**MATERIAL SHOWN:**

____

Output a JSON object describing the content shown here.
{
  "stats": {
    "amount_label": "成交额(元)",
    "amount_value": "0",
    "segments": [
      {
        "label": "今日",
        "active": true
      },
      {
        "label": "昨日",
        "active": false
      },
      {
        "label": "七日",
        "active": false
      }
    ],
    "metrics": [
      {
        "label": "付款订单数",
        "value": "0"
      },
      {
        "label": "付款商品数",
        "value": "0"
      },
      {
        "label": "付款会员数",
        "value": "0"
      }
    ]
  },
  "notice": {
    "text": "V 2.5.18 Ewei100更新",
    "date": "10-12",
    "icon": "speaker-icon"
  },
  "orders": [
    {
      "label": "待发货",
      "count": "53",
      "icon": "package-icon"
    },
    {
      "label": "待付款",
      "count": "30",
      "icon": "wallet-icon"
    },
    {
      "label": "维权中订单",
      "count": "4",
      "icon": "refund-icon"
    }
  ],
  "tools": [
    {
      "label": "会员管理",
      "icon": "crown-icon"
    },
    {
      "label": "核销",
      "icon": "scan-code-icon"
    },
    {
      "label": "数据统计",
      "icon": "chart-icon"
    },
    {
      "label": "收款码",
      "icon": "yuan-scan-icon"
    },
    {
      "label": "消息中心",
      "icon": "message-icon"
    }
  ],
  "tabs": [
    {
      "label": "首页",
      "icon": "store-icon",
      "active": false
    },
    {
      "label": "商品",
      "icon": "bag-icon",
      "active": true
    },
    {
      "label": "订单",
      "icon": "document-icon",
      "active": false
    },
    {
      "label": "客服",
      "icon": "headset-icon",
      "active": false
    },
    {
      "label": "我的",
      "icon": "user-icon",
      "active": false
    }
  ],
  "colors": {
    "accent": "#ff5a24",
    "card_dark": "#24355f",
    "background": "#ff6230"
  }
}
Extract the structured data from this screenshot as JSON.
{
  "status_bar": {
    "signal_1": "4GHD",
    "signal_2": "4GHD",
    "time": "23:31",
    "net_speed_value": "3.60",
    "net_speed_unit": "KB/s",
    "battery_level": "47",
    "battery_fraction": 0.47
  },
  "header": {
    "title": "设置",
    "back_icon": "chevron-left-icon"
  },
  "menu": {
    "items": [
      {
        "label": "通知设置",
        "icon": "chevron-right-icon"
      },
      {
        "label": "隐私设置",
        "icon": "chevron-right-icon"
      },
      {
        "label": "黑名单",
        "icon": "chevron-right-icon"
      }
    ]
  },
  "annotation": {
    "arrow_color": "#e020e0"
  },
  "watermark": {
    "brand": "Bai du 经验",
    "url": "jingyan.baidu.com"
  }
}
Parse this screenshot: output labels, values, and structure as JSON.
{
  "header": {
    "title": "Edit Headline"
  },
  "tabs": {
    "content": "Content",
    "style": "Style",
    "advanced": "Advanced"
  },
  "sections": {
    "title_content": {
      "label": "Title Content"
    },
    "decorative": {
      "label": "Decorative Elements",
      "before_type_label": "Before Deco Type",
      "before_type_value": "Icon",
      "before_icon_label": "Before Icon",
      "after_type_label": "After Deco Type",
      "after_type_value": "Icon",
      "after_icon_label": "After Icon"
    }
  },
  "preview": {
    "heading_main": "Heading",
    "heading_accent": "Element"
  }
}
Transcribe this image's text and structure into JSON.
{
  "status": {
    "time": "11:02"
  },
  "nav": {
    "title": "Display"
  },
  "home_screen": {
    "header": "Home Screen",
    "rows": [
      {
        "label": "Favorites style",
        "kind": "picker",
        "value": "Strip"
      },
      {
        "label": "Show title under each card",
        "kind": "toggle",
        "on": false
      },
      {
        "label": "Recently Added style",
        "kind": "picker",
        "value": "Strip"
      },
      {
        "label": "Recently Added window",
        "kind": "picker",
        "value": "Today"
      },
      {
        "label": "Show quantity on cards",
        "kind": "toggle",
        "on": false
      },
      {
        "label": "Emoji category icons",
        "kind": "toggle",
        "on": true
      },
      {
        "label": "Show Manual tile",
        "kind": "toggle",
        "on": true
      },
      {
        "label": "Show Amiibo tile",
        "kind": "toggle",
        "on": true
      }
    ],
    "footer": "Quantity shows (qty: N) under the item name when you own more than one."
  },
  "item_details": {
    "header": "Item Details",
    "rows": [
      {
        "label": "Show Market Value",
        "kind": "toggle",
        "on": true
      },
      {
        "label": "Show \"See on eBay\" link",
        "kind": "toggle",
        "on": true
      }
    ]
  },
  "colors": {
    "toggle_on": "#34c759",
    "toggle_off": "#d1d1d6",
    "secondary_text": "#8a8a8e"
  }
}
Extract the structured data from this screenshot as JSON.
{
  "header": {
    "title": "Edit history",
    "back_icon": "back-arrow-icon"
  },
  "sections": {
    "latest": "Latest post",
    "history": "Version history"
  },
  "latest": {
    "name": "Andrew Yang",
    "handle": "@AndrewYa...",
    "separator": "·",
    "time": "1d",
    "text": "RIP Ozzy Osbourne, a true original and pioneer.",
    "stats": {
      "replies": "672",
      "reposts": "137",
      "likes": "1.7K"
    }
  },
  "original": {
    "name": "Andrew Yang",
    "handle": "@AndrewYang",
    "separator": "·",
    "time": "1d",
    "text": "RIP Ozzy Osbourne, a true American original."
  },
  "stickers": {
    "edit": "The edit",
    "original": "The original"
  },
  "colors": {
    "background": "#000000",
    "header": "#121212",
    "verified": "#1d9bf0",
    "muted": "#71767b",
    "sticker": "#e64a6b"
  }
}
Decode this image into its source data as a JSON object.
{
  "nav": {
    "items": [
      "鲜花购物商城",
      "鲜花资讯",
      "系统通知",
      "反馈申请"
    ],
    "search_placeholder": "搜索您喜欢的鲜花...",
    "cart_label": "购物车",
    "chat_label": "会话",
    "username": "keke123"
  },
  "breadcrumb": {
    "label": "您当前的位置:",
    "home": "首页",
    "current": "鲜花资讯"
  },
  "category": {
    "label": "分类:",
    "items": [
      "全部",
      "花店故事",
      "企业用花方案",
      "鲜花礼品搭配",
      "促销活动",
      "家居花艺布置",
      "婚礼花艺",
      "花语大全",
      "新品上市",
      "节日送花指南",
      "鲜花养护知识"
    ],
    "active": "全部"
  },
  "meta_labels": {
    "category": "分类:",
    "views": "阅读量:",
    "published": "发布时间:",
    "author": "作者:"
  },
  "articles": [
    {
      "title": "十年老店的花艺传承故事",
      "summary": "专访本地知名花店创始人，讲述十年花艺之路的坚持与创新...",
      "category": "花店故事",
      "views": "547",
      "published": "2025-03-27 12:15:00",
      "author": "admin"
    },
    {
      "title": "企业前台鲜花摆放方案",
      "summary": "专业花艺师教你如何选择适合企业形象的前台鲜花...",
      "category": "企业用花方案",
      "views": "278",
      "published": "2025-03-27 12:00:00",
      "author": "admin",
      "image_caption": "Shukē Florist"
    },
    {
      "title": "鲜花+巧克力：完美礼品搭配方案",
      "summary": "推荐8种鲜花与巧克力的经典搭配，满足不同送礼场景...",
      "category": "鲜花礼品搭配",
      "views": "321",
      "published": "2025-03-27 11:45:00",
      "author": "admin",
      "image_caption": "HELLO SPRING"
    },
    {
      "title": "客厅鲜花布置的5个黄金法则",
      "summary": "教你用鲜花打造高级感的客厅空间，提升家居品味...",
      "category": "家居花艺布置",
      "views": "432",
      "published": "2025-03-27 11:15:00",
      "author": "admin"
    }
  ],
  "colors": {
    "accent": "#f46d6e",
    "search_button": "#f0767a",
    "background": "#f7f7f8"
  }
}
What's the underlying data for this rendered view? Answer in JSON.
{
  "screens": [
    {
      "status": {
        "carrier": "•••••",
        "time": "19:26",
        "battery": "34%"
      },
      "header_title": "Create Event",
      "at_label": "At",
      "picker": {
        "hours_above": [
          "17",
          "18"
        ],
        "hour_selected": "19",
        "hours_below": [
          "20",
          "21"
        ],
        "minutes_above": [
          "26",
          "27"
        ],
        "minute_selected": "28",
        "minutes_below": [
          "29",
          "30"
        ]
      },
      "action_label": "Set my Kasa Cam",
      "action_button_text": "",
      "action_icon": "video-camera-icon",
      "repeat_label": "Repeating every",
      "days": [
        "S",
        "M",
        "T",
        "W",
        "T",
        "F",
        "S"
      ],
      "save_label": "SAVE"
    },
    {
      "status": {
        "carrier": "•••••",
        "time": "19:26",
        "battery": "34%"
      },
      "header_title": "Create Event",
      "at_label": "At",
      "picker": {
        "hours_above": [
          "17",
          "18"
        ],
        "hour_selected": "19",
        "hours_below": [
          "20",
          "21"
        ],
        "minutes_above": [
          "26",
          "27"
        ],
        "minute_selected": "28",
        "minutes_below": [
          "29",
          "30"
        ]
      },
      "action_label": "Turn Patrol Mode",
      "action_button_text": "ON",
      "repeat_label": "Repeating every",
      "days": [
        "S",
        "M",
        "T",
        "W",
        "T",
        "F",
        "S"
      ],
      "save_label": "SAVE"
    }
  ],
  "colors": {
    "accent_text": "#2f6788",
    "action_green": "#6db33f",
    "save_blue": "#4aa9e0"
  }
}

____

**GOAL:** Copy every line of the listing containing the string "background".

**REPLY TO THE TASK:**
    "background": "#ff6230"
    "background": "#000000",
    "background": "#f7f7f8"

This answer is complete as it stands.